• Material provided:
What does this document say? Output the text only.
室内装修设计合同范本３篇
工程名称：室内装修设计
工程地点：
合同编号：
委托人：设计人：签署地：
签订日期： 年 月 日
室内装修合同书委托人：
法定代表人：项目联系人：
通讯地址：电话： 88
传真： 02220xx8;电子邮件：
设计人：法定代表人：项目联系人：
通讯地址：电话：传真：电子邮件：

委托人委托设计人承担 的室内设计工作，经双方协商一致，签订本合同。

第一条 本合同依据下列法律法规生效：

* * *

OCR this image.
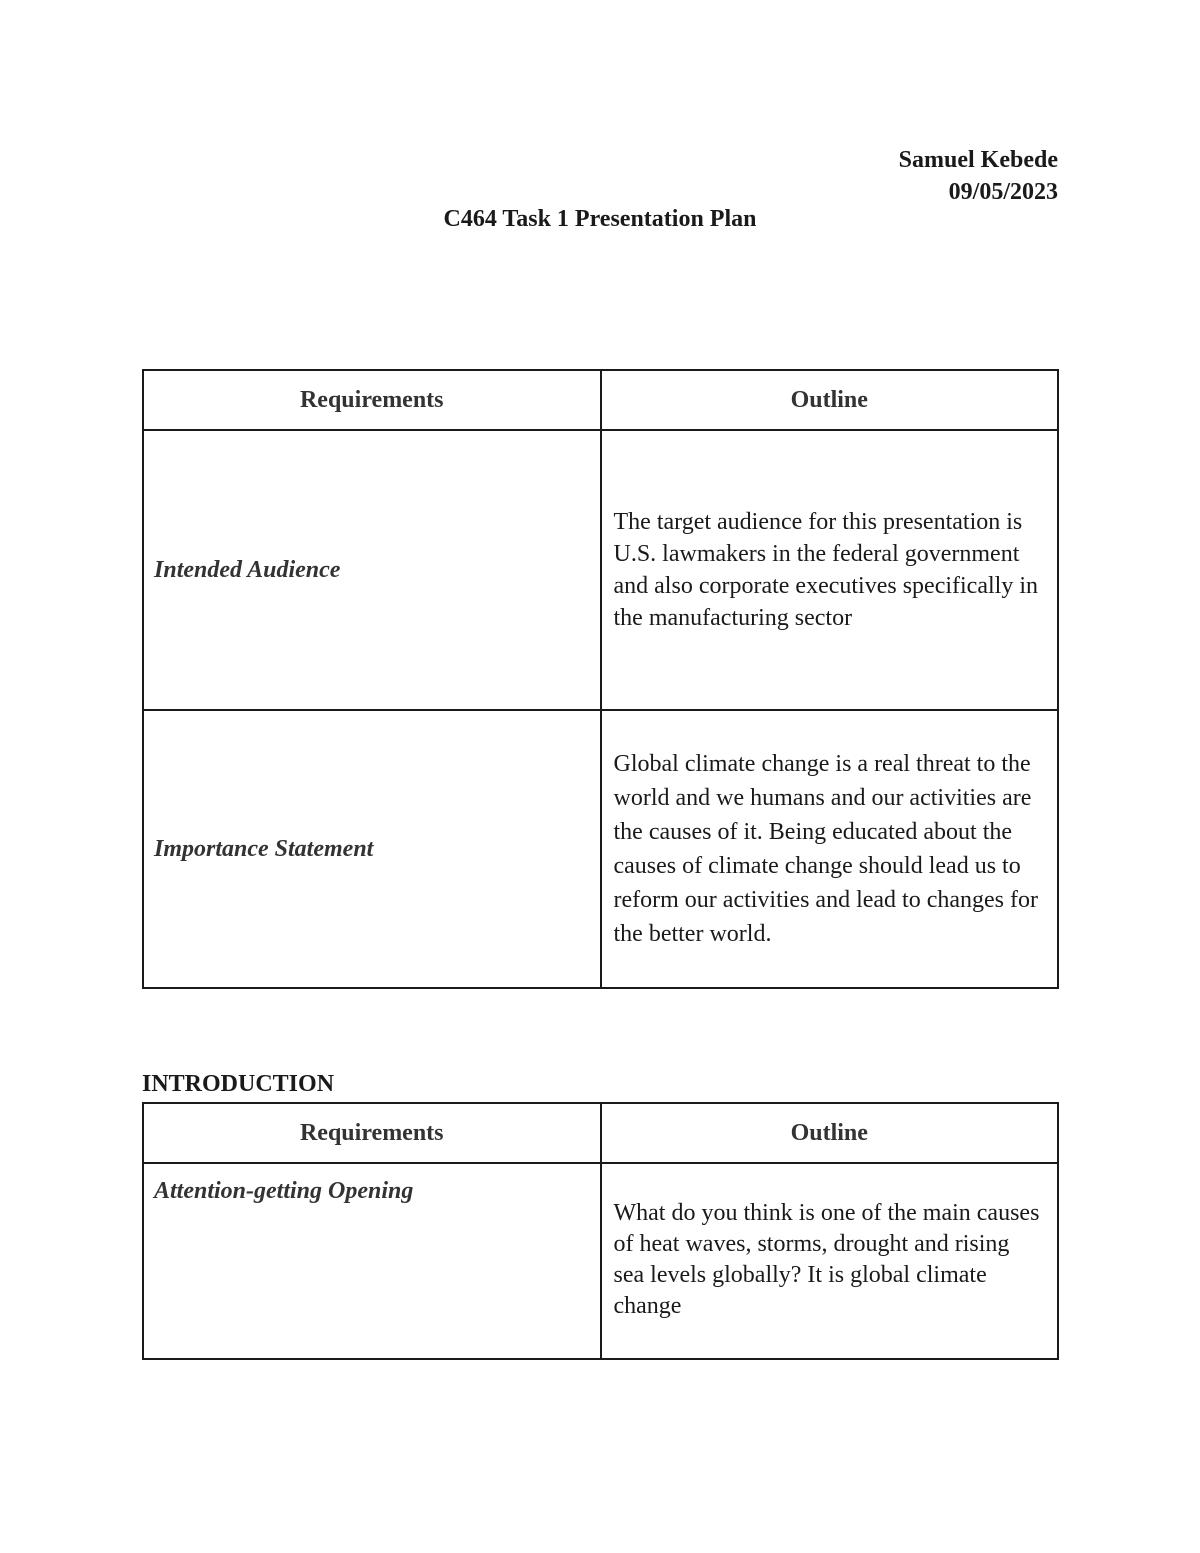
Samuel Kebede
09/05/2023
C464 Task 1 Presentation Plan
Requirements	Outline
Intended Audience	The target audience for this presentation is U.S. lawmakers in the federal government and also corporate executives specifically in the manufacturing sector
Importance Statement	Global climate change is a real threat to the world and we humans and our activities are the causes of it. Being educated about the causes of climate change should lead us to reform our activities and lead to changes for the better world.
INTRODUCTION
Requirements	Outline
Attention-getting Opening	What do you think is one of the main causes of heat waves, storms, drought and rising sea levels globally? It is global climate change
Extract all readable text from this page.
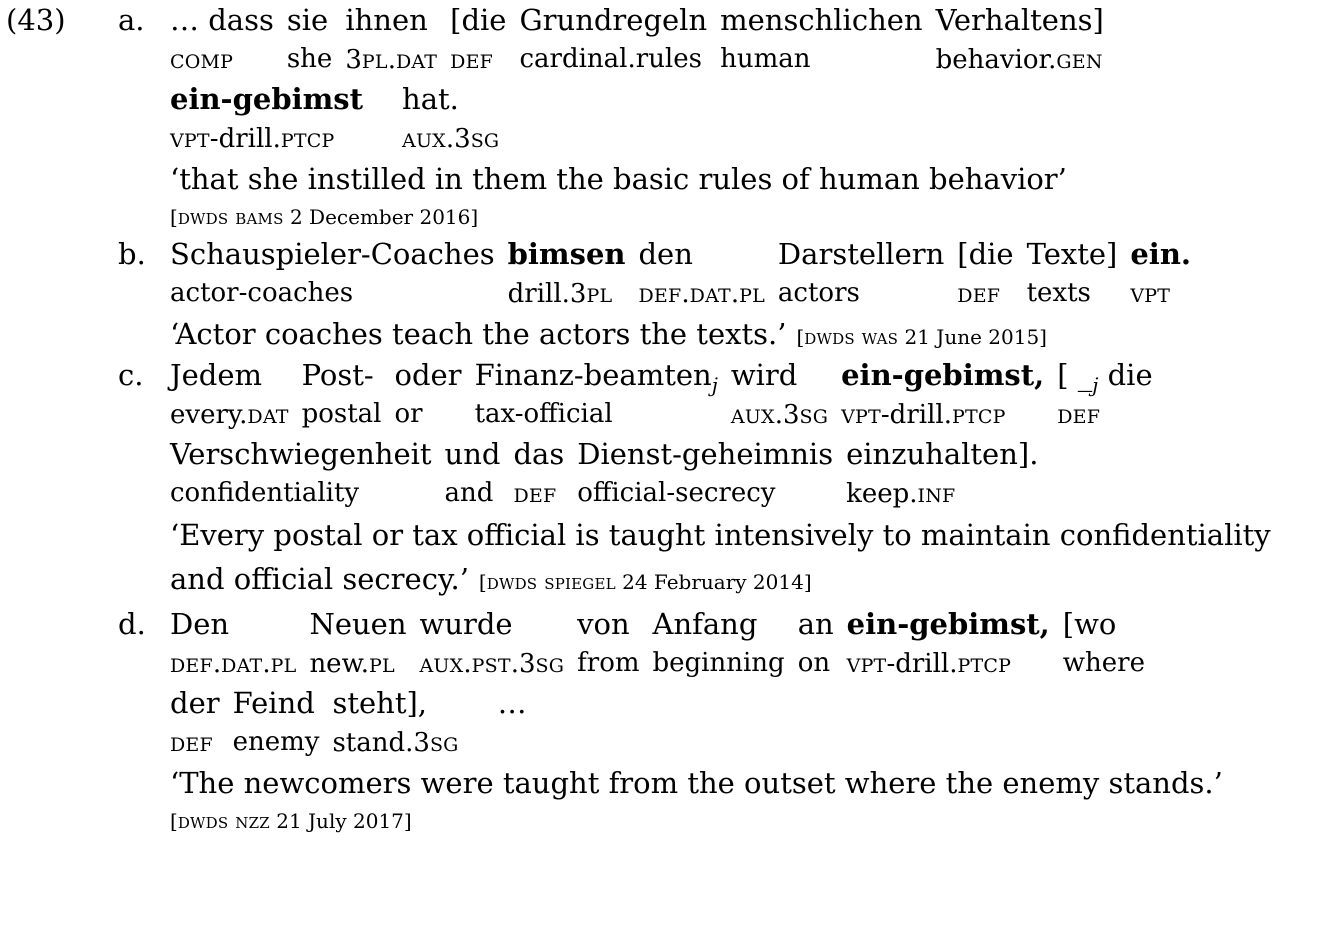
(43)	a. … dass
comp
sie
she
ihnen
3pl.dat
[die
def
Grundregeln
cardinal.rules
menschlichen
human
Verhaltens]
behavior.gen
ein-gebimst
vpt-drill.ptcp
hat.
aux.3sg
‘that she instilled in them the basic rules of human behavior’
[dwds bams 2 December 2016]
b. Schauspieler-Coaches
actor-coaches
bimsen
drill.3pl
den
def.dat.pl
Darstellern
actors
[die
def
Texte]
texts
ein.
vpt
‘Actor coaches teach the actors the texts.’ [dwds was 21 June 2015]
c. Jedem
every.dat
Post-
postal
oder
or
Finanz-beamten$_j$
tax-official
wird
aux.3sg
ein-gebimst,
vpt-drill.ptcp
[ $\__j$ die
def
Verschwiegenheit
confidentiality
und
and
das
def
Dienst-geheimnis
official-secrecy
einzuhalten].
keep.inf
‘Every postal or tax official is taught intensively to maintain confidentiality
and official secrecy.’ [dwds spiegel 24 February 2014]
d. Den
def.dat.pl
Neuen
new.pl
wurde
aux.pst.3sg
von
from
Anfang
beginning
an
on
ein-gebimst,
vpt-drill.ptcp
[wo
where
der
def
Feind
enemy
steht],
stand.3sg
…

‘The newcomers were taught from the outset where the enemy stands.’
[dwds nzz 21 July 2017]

• Exercise prompt:
Say the number of lines in the records above that include the string "postal", and no more.

• Solution to the problem:
2